### Records provided

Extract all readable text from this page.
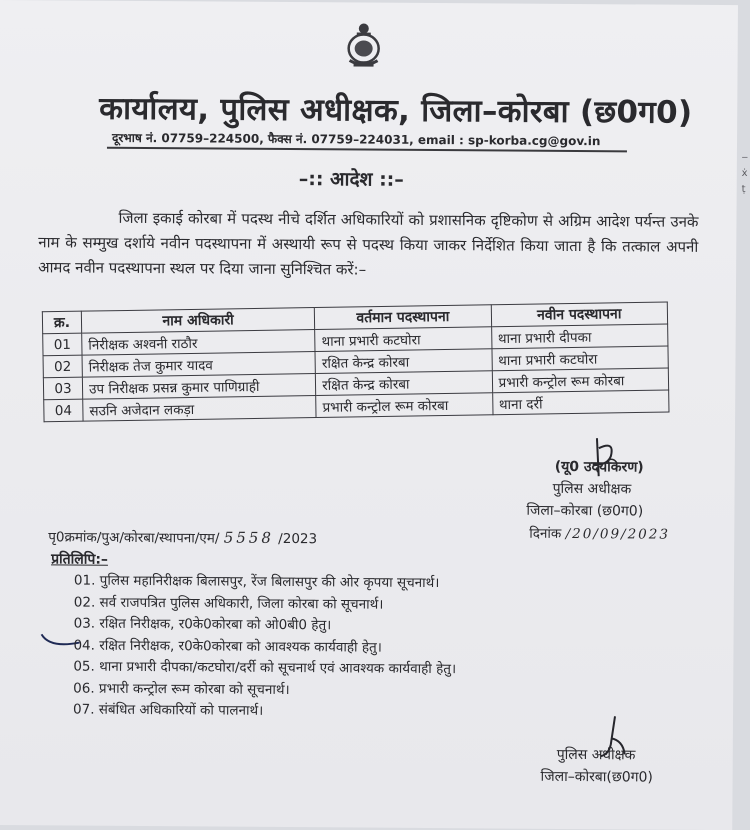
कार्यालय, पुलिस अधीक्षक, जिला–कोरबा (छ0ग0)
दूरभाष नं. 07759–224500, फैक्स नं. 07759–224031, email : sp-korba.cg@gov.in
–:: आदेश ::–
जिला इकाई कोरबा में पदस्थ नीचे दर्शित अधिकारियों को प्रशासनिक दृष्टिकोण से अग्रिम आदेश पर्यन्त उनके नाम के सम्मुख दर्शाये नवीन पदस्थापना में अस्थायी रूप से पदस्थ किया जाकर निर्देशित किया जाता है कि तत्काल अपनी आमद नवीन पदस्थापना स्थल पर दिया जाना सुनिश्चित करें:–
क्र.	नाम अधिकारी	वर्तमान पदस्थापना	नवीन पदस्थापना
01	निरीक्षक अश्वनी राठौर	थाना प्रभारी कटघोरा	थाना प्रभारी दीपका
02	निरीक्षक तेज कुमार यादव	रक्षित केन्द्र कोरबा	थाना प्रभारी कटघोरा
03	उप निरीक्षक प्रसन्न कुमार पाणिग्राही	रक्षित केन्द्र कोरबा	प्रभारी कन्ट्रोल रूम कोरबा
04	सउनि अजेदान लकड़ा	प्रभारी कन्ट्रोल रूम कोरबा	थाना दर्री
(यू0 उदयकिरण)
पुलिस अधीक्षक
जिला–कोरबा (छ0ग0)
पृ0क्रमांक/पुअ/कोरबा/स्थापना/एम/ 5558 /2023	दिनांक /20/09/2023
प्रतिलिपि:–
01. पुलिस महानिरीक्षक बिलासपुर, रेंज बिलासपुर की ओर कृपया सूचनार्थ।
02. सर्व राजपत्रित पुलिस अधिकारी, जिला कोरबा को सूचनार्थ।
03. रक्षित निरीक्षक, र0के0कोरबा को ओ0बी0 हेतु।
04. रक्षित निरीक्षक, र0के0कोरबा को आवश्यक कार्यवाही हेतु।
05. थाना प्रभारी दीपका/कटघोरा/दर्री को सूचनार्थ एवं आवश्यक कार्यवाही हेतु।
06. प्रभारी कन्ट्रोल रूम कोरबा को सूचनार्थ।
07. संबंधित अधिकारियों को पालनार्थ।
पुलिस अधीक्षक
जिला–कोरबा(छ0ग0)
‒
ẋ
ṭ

### Your instructions
Skip the images and write out the rest of the listing exactly.

### Answer to the problem
Extract all readable text from this page.
कार्यालय, पुलिस अधीक्षक, जिला–कोरबा (छ0ग0)
दूरभाष नं. 07759–224500, फैक्स नं. 07759–224031, email : sp-korba.cg@gov.in
–:: आदेश ::–
जिला इकाई कोरबा में पदस्थ नीचे दर्शित अधिकारियों को प्रशासनिक दृष्टिकोण से अग्रिम आदेश पर्यन्त उनके नाम के सम्मुख दर्शाये नवीन पदस्थापना में अस्थायी रूप से पदस्थ किया जाकर निर्देशित किया जाता है कि तत्काल अपनी आमद नवीन पदस्थापना स्थल पर दिया जाना सुनिश्चित करें:–
क्र.	नाम अधिकारी	वर्तमान पदस्थापना	नवीन पदस्थापना
01	निरीक्षक अश्वनी राठौर	थाना प्रभारी कटघोरा	थाना प्रभारी दीपका
02	निरीक्षक तेज कुमार यादव	रक्षित केन्द्र कोरबा	थाना प्रभारी कटघोरा
03	उप निरीक्षक प्रसन्न कुमार पाणिग्राही	रक्षित केन्द्र कोरबा	प्रभारी कन्ट्रोल रूम कोरबा
04	सउनि अजेदान लकड़ा	प्रभारी कन्ट्रोल रूम कोरबा	थाना दर्री
(यू0 उदयकिरण)
पुलिस अधीक्षक
जिला–कोरबा (छ0ग0)
पृ0क्रमांक/पुअ/कोरबा/स्थापना/एम/ 5558 /2023	दिनांक /20/09/2023
प्रतिलिपि:–
01. पुलिस महानिरीक्षक बिलासपुर, रेंज बिलासपुर की ओर कृपया सूचनार्थ।
02. सर्व राजपत्रित पुलिस अधिकारी, जिला कोरबा को सूचनार्थ।
03. रक्षित निरीक्षक, र0के0कोरबा को ओ0बी0 हेतु।
04. रक्षित निरीक्षक, र0के0कोरबा को आवश्यक कार्यवाही हेतु।
05. थाना प्रभारी दीपका/कटघोरा/दर्री को सूचनार्थ एवं आवश्यक कार्यवाही हेतु।
06. प्रभारी कन्ट्रोल रूम कोरबा को सूचनार्थ।
07. संबंधित अधिकारियों को पालनार्थ।
पुलिस अधीक्षक
जिला–कोरबा(छ0ग0)
‒
ẋ
ṭ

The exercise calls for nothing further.